-- start EXTRACTED INFORMATION --
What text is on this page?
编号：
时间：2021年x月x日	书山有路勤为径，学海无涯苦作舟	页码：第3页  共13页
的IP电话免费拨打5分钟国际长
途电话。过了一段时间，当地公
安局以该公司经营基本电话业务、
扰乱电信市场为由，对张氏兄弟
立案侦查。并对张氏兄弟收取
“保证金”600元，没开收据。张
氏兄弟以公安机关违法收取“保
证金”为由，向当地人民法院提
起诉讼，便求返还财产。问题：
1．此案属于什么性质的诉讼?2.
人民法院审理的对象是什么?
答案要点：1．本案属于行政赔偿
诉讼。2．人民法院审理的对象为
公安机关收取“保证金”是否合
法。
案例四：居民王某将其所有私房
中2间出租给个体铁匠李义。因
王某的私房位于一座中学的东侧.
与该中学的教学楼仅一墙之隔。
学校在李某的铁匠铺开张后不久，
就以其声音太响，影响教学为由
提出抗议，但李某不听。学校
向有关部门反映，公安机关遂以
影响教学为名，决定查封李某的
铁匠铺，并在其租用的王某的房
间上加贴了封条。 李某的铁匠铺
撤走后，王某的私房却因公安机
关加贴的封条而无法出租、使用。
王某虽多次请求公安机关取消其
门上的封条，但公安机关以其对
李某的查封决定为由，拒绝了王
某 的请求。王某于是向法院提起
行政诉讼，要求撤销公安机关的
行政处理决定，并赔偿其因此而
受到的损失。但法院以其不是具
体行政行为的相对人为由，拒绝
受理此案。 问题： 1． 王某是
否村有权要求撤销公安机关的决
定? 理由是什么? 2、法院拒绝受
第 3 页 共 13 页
-- end EXTRACTED INFORMATION --
Copy out every entry again, exactly as it was given.

What text is on this page?
编号：
时间：2021年x月x日	书山有路勤为径，学海无涯苦作舟	页码：第3页  共13页
的IP电话免费拨打5分钟国际长
途电话。过了一段时间，当地公
安局以该公司经营基本电话业务、
扰乱电信市场为由，对张氏兄弟
立案侦查。并对张氏兄弟收取
“保证金”600元，没开收据。张
氏兄弟以公安机关违法收取“保
证金”为由，向当地人民法院提
起诉讼，便求返还财产。问题：
1．此案属于什么性质的诉讼?2.
人民法院审理的对象是什么?
答案要点：1．本案属于行政赔偿
诉讼。2．人民法院审理的对象为
公安机关收取“保证金”是否合
法。
案例四：居民王某将其所有私房
中2间出租给个体铁匠李义。因
王某的私房位于一座中学的东侧.
与该中学的教学楼仅一墙之隔。
学校在李某的铁匠铺开张后不久，
就以其声音太响，影响教学为由
提出抗议，但李某不听。学校
向有关部门反映，公安机关遂以
影响教学为名，决定查封李某的
铁匠铺，并在其租用的王某的房
间上加贴了封条。 李某的铁匠铺
撤走后，王某的私房却因公安机
关加贴的封条而无法出租、使用。
王某虽多次请求公安机关取消其
门上的封条，但公安机关以其对
李某的查封决定为由，拒绝了王
某 的请求。王某于是向法院提起
行政诉讼，要求撤销公安机关的
行政处理决定，并赔偿其因此而
受到的损失。但法院以其不是具
体行政行为的相对人为由，拒绝
受理此案。 问题： 1． 王某是
否村有权要求撤销公安机关的决
定? 理由是什么? 2、法院拒绝受
第 3 页 共 13 页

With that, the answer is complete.